___ Input for this task

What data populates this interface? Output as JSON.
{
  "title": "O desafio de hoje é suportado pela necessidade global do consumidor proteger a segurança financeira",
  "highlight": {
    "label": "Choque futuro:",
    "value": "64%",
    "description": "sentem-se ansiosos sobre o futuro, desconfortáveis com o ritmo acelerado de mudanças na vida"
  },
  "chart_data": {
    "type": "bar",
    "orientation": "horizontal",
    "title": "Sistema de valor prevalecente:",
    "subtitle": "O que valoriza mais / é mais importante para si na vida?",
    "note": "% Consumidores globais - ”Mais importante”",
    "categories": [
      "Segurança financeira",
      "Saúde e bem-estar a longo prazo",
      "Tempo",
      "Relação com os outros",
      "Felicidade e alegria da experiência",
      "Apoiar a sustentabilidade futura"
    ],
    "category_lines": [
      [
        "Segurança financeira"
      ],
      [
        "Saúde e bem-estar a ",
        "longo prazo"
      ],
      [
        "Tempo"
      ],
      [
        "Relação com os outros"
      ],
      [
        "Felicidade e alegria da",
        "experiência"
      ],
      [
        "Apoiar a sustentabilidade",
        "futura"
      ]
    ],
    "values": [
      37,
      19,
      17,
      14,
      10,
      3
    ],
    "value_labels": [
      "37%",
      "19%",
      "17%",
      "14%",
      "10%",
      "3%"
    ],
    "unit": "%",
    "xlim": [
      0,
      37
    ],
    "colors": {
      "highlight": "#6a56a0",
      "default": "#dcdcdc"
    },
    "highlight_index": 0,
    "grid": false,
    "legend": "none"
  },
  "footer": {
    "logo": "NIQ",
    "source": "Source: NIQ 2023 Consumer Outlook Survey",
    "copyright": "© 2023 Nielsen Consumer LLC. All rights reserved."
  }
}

______

## [Short problem]
Print every entry exactly as written.

## [Final answer]
What data populates this interface? Output as JSON.
{
  "title": "O desafio de hoje é suportado pela necessidade global do consumidor proteger a segurança financeira",
  "highlight": {
    "label": "Choque futuro:",
    "value": "64%",
    "description": "sentem-se ansiosos sobre o futuro, desconfortáveis com o ritmo acelerado de mudanças na vida"
  },
  "chart_data": {
    "type": "bar",
    "orientation": "horizontal",
    "title": "Sistema de valor prevalecente:",
    "subtitle": "O que valoriza mais / é mais importante para si na vida?",
    "note": "% Consumidores globais - ”Mais importante”",
    "categories": [
      "Segurança financeira",
      "Saúde e bem-estar a longo prazo",
      "Tempo",
      "Relação com os outros",
      "Felicidade e alegria da experiência",
      "Apoiar a sustentabilidade futura"
    ],
    "category_lines": [
      [
        "Segurança financeira"
      ],
      [
        "Saúde e bem-estar a ",
        "longo prazo"
      ],
      [
        "Tempo"
      ],
      [
        "Relação com os outros"
      ],
      [
        "Felicidade e alegria da",
        "experiência"
      ],
      [
        "Apoiar a sustentabilidade",
        "futura"
      ]
    ],
    "values": [
      37,
      19,
      17,
      14,
      10,
      3
    ],
    "value_labels": [
      "37%",
      "19%",
      "17%",
      "14%",
      "10%",
      "3%"
    ],
    "unit": "%",
    "xlim": [
      0,
      37
    ],
    "colors": {
      "highlight": "#6a56a0",
      "default": "#dcdcdc"
    },
    "highlight_index": 0,
    "grid": false,
    "legend": "none"
  },
  "footer": {
    "logo": "NIQ",
    "source": "Source: NIQ 2023 Consumer Outlook Survey",
    "copyright": "© 2023 Nielsen Consumer LLC. All rights reserved."
  }
}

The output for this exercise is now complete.